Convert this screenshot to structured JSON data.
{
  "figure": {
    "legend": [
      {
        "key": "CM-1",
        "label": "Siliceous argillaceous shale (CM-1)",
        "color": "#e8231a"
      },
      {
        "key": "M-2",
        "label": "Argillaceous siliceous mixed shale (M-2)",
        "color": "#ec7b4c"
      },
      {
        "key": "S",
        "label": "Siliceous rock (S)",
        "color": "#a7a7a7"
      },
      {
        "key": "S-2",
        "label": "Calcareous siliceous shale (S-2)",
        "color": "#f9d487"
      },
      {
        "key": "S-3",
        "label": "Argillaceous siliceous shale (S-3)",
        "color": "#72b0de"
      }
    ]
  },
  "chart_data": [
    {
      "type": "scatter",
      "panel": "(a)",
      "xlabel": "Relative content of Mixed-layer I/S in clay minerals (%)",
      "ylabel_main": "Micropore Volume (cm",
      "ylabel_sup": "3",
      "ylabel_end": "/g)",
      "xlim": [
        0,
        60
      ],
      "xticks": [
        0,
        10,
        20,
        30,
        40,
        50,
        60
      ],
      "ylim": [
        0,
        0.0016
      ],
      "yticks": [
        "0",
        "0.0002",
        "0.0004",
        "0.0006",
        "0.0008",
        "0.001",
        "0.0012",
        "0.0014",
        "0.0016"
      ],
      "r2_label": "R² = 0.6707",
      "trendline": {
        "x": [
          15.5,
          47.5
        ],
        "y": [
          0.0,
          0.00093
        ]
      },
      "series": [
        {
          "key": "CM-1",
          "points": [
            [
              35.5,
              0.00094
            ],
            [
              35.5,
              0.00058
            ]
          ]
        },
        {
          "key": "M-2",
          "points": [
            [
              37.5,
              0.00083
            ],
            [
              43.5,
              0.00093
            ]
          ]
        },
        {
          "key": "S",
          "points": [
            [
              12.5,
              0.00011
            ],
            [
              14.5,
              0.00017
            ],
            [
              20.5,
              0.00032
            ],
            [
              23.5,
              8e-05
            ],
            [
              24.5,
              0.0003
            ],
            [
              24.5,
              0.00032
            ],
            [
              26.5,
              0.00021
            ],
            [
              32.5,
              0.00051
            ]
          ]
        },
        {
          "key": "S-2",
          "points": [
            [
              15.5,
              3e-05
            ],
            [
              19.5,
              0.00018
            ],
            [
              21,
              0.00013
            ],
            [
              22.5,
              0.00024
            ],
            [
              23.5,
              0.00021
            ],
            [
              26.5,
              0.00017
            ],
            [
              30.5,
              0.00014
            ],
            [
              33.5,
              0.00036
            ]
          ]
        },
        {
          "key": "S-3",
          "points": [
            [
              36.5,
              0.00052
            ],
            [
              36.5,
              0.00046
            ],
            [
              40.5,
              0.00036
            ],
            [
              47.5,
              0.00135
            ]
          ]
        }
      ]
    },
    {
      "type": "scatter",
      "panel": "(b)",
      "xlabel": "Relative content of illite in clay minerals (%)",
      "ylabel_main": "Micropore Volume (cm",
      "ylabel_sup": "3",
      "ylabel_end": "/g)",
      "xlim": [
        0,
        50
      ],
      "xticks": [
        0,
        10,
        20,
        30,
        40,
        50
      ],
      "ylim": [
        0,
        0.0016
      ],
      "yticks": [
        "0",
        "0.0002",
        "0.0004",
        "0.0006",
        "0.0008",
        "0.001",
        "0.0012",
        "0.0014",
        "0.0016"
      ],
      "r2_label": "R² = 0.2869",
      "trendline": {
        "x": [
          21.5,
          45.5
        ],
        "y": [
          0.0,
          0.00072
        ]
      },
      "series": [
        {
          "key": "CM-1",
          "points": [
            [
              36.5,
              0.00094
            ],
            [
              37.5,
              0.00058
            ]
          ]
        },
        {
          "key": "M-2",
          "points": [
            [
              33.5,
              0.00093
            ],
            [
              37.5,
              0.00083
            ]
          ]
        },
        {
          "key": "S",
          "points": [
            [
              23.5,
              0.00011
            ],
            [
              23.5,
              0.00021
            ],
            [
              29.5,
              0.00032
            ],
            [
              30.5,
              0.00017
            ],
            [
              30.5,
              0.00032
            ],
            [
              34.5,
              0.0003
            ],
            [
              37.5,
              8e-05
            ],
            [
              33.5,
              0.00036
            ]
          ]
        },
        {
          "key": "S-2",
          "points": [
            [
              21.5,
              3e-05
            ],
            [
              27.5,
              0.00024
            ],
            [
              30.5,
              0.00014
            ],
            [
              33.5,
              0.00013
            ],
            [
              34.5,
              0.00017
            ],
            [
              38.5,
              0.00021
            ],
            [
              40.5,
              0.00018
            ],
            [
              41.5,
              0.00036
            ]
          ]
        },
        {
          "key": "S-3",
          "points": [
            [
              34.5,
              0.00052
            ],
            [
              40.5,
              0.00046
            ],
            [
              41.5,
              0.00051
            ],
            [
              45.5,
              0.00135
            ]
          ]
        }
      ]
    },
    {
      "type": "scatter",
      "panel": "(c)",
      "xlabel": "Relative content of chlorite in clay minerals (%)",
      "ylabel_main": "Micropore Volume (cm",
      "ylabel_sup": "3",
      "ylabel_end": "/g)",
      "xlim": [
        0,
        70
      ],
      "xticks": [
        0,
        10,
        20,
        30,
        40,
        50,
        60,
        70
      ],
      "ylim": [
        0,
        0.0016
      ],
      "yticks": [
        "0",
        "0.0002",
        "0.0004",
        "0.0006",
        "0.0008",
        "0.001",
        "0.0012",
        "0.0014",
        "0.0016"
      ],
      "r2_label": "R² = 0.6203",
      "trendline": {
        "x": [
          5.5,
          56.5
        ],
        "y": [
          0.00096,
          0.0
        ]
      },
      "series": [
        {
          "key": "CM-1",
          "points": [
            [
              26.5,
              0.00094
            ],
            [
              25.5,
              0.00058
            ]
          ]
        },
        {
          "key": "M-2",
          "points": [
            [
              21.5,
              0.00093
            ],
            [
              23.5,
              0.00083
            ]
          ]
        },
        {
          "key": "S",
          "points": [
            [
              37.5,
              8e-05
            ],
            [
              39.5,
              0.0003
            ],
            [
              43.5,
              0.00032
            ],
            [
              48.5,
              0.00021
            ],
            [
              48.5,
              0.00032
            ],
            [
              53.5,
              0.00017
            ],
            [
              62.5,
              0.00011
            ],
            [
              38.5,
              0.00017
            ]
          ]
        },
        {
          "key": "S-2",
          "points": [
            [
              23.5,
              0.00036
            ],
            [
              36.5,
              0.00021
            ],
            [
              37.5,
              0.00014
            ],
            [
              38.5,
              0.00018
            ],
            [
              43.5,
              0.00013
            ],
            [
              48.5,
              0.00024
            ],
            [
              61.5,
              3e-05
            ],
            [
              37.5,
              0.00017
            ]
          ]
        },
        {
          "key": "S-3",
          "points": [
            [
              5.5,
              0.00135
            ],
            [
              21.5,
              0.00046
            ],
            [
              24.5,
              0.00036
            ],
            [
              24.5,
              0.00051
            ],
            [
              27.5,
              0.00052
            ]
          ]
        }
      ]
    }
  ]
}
——————————
■ **WHAT THIS TASK INVOLVES**
Reproduce each line of the material containing the word "color".

■ **TASK RESULT**
        "color": "#e8231a"
        "color": "#ec7b4c"
        "color": "#a7a7a7"
        "color": "#f9d487"
        "color": "#72b0de"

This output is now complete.